Aim >> Locate each line below that includes "this" and reproduce it.

start Supplied records

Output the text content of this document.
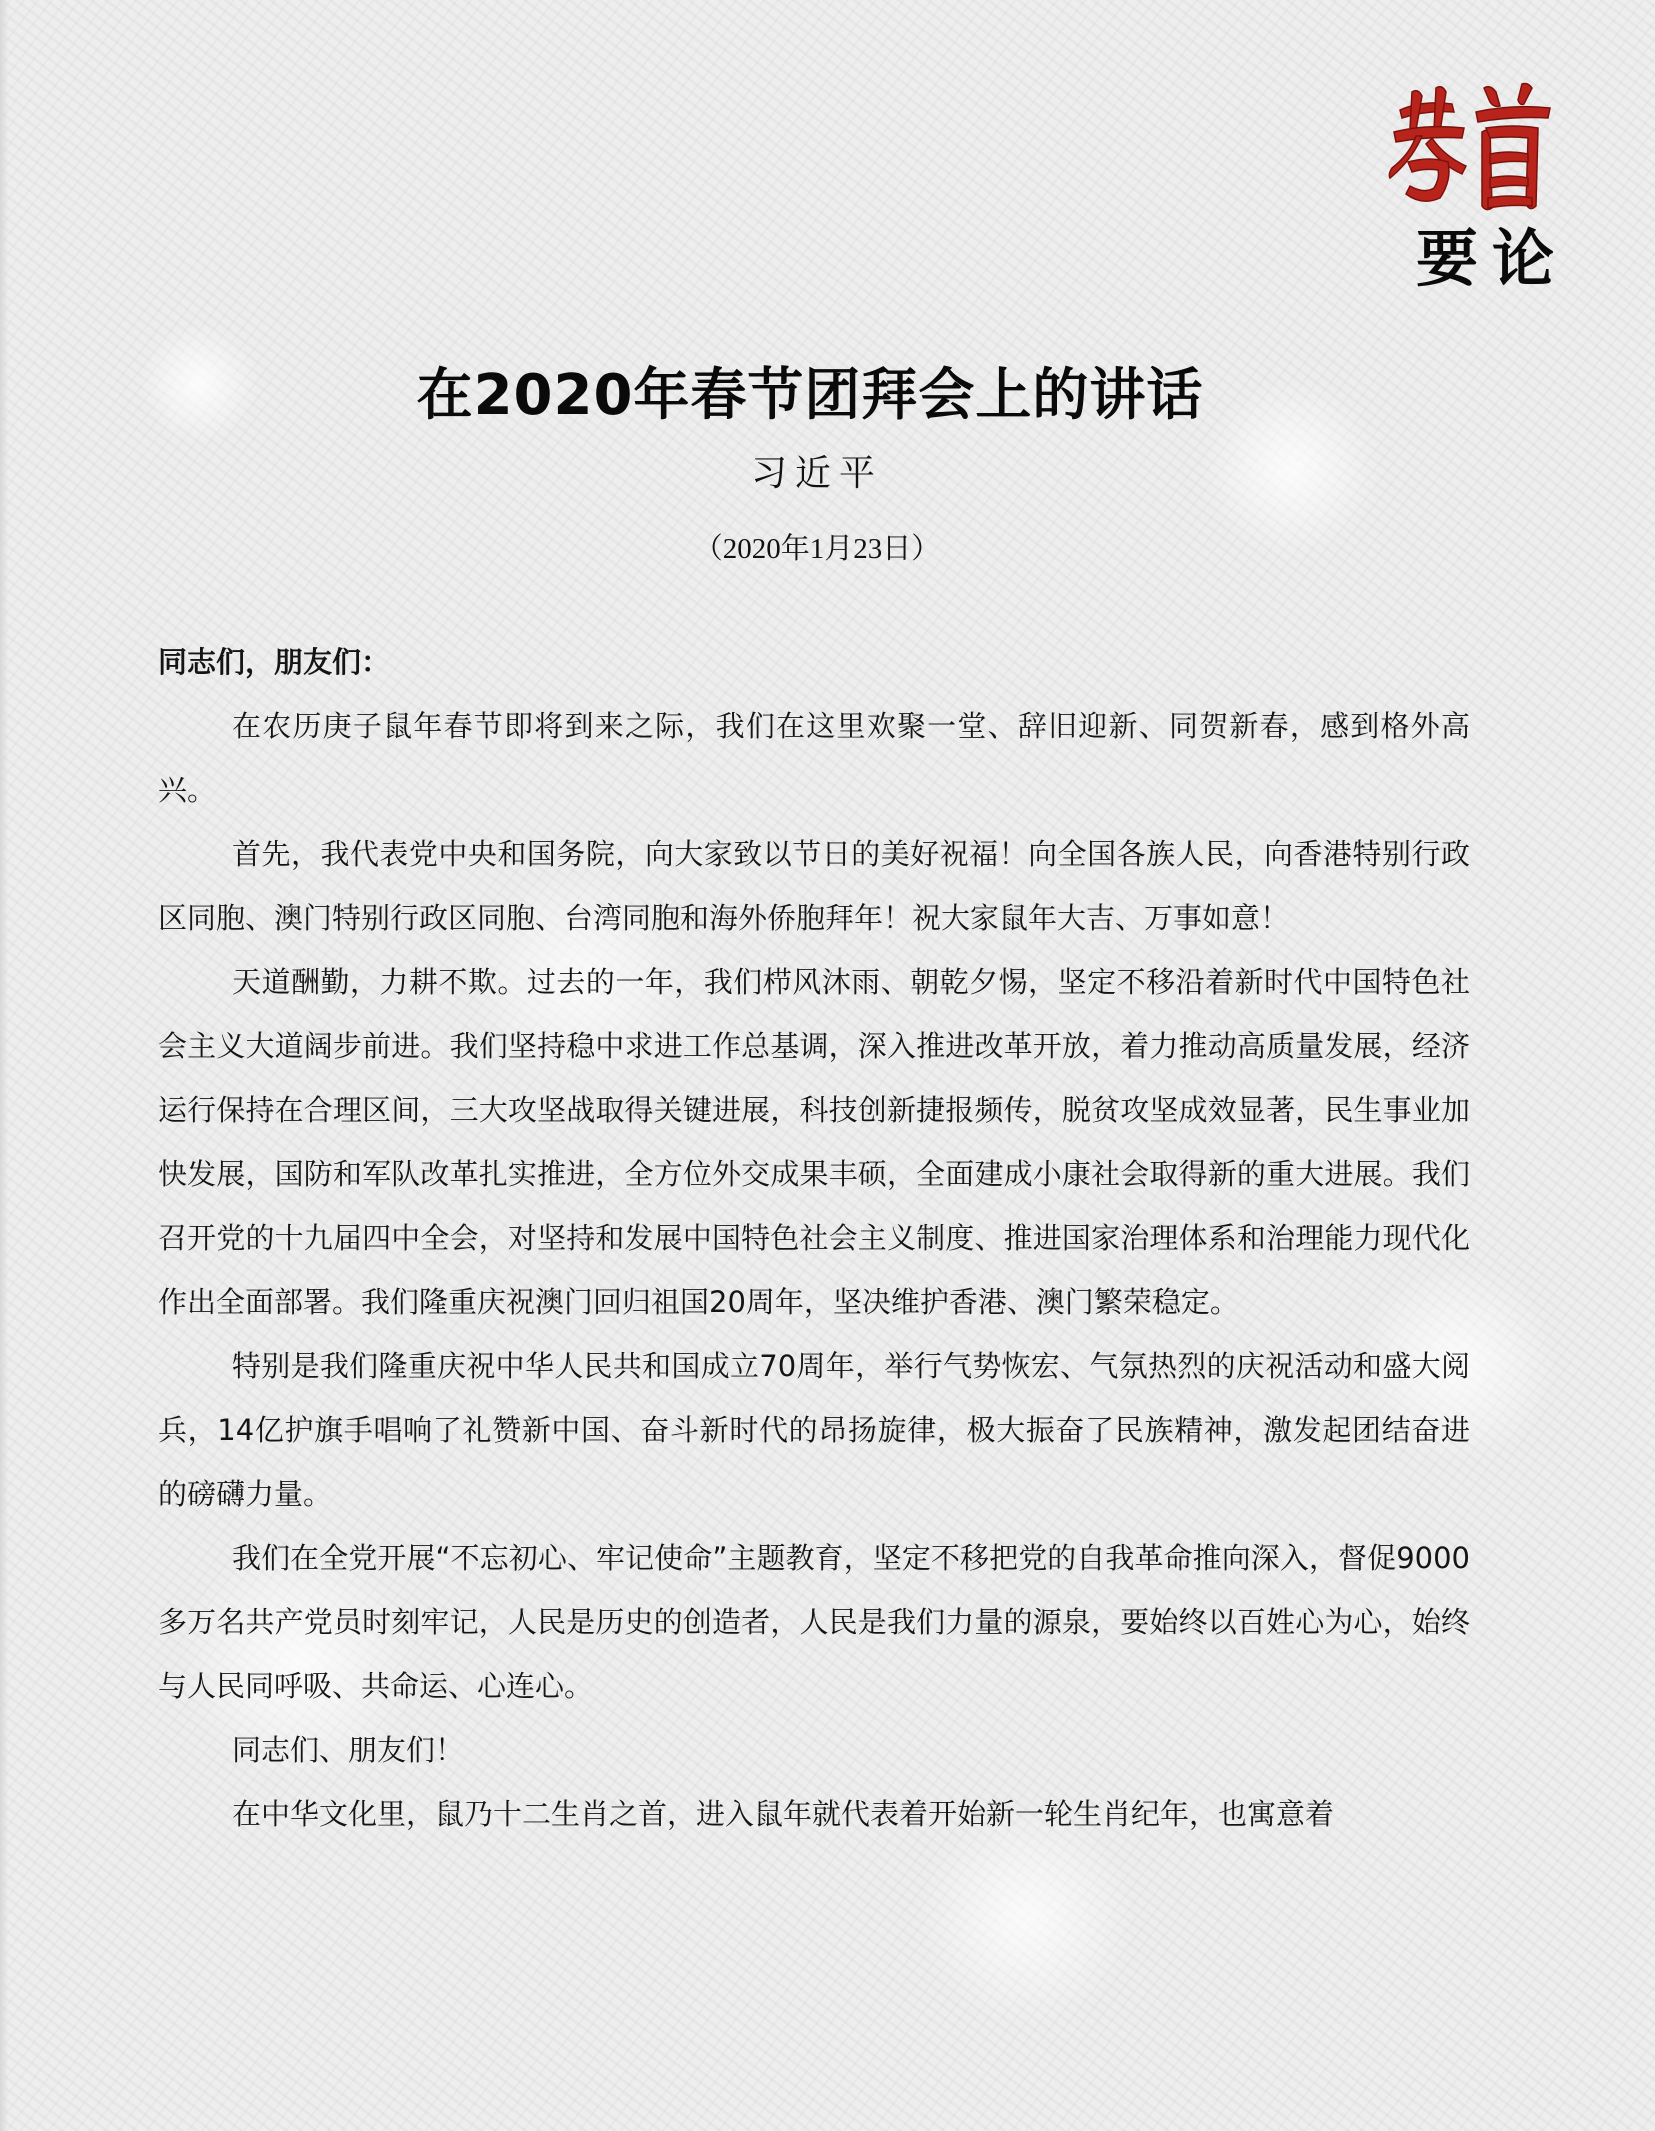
要论
在2020年春节团拜会上的讲话
习近平
（2020年1月23日）

同志们，朋友们：

在农历庚子鼠年春节即将到来之际，我们在这里欢聚一堂、辞旧迎新、同贺新春，感到格外高兴。

首先，我代表党中央和国务院，向大家致以节日的美好祝福！向全国各族人民，向香港特别行政区同胞、澳门特别行政区同胞、台湾同胞和海外侨胞拜年！祝大家鼠年大吉、万事如意！

天道酬勤，力耕不欺。过去的一年，我们栉风沐雨、朝乾夕惕，坚定不移沿着新时代中国特色社会主义大道阔步前进。我们坚持稳中求进工作总基调，深入推进改革开放，着力推动高质量发展，经济运行保持在合理区间，三大攻坚战取得关键进展，科技创新捷报频传，脱贫攻坚成效显著，民生事业加快发展，国防和军队改革扎实推进，全方位外交成果丰硕，全面建成小康社会取得新的重大进展。我们召开党的十九届四中全会，对坚持和发展中国特色社会主义制度、推进国家治理体系和治理能力现代化作出全面部署。我们隆重庆祝澳门回归祖国20周年，坚决维护香港、澳门繁荣稳定。

特别是我们隆重庆祝中华人民共和国成立70周年，举行气势恢宏、气氛热烈的庆祝活动和盛大阅兵，14亿护旗手唱响了礼赞新中国、奋斗新时代的昂扬旋律，极大振奋了民族精神，激发起团结奋进的磅礴力量。

我们在全党开展“不忘初心、牢记使命”主题教育，坚定不移把党的自我革命推向深入，督促9000多万名共产党员时刻牢记，人民是历史的创造者，人民是我们力量的源泉，要始终以百姓心为心，始终与人民同呼吸、共命运、心连心。

同志们、朋友们！

在中华文化里，鼠乃十二生肖之首，进入鼠年就代表着开始新一轮生肖纪年，也寓意着
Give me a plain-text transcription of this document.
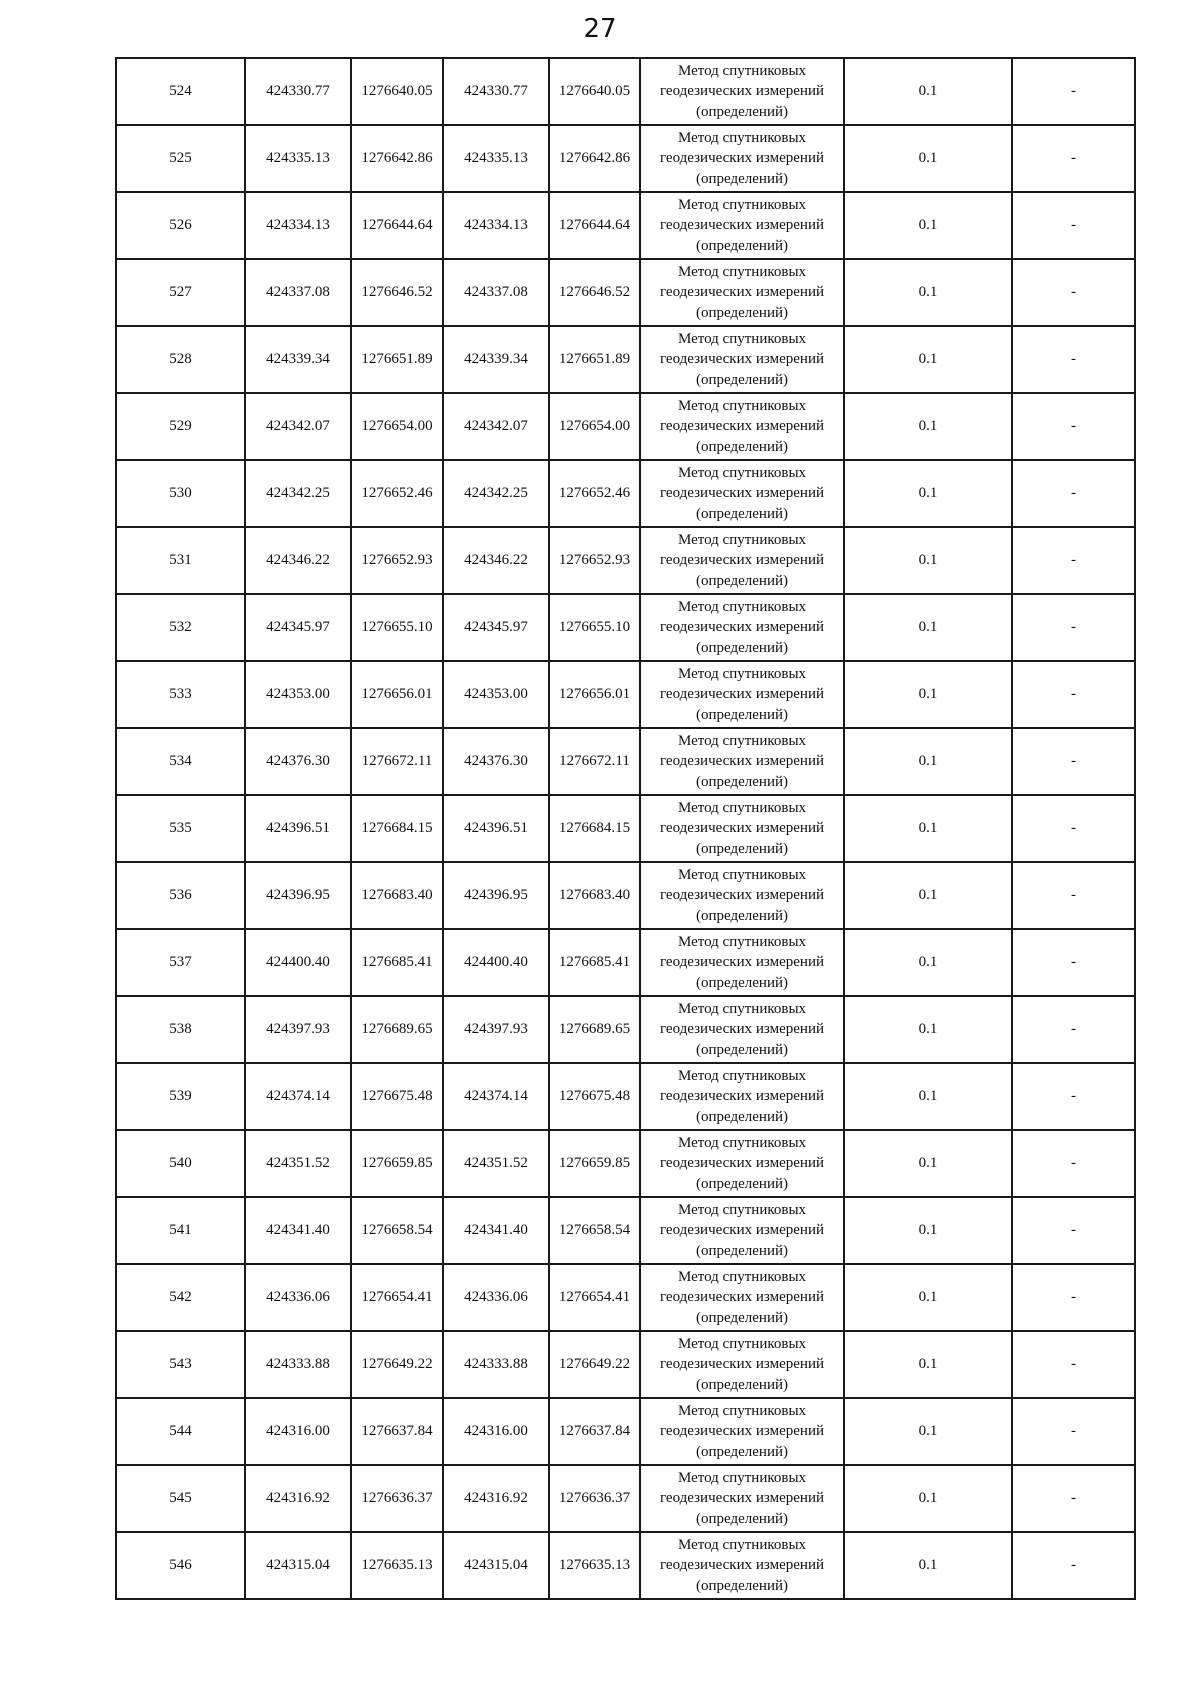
27
524	424330.77	1276640.05	424330.77	1276640.05	Метод спутниковых
геодезических измерений
(определений)	0.1	-
525	424335.13	1276642.86	424335.13	1276642.86	Метод спутниковых
геодезических измерений
(определений)	0.1	-
526	424334.13	1276644.64	424334.13	1276644.64	Метод спутниковых
геодезических измерений
(определений)	0.1	-
527	424337.08	1276646.52	424337.08	1276646.52	Метод спутниковых
геодезических измерений
(определений)	0.1	-
528	424339.34	1276651.89	424339.34	1276651.89	Метод спутниковых
геодезических измерений
(определений)	0.1	-
529	424342.07	1276654.00	424342.07	1276654.00	Метод спутниковых
геодезических измерений
(определений)	0.1	-
530	424342.25	1276652.46	424342.25	1276652.46	Метод спутниковых
геодезических измерений
(определений)	0.1	-
531	424346.22	1276652.93	424346.22	1276652.93	Метод спутниковых
геодезических измерений
(определений)	0.1	-
532	424345.97	1276655.10	424345.97	1276655.10	Метод спутниковых
геодезических измерений
(определений)	0.1	-
533	424353.00	1276656.01	424353.00	1276656.01	Метод спутниковых
геодезических измерений
(определений)	0.1	-
534	424376.30	1276672.11	424376.30	1276672.11	Метод спутниковых
геодезических измерений
(определений)	0.1	-
535	424396.51	1276684.15	424396.51	1276684.15	Метод спутниковых
геодезических измерений
(определений)	0.1	-
536	424396.95	1276683.40	424396.95	1276683.40	Метод спутниковых
геодезических измерений
(определений)	0.1	-
537	424400.40	1276685.41	424400.40	1276685.41	Метод спутниковых
геодезических измерений
(определений)	0.1	-
538	424397.93	1276689.65	424397.93	1276689.65	Метод спутниковых
геодезических измерений
(определений)	0.1	-
539	424374.14	1276675.48	424374.14	1276675.48	Метод спутниковых
геодезических измерений
(определений)	0.1	-
540	424351.52	1276659.85	424351.52	1276659.85	Метод спутниковых
геодезических измерений
(определений)	0.1	-
541	424341.40	1276658.54	424341.40	1276658.54	Метод спутниковых
геодезических измерений
(определений)	0.1	-
542	424336.06	1276654.41	424336.06	1276654.41	Метод спутниковых
геодезических измерений
(определений)	0.1	-
543	424333.88	1276649.22	424333.88	1276649.22	Метод спутниковых
геодезических измерений
(определений)	0.1	-
544	424316.00	1276637.84	424316.00	1276637.84	Метод спутниковых
геодезических измерений
(определений)	0.1	-
545	424316.92	1276636.37	424316.92	1276636.37	Метод спутниковых
геодезических измерений
(определений)	0.1	-
546	424315.04	1276635.13	424315.04	1276635.13	Метод спутниковых
геодезических измерений
(определений)	0.1	-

end Supplied records

Finished answer >>
Output the text content of this document.
Give me a plain-text transcription of this document.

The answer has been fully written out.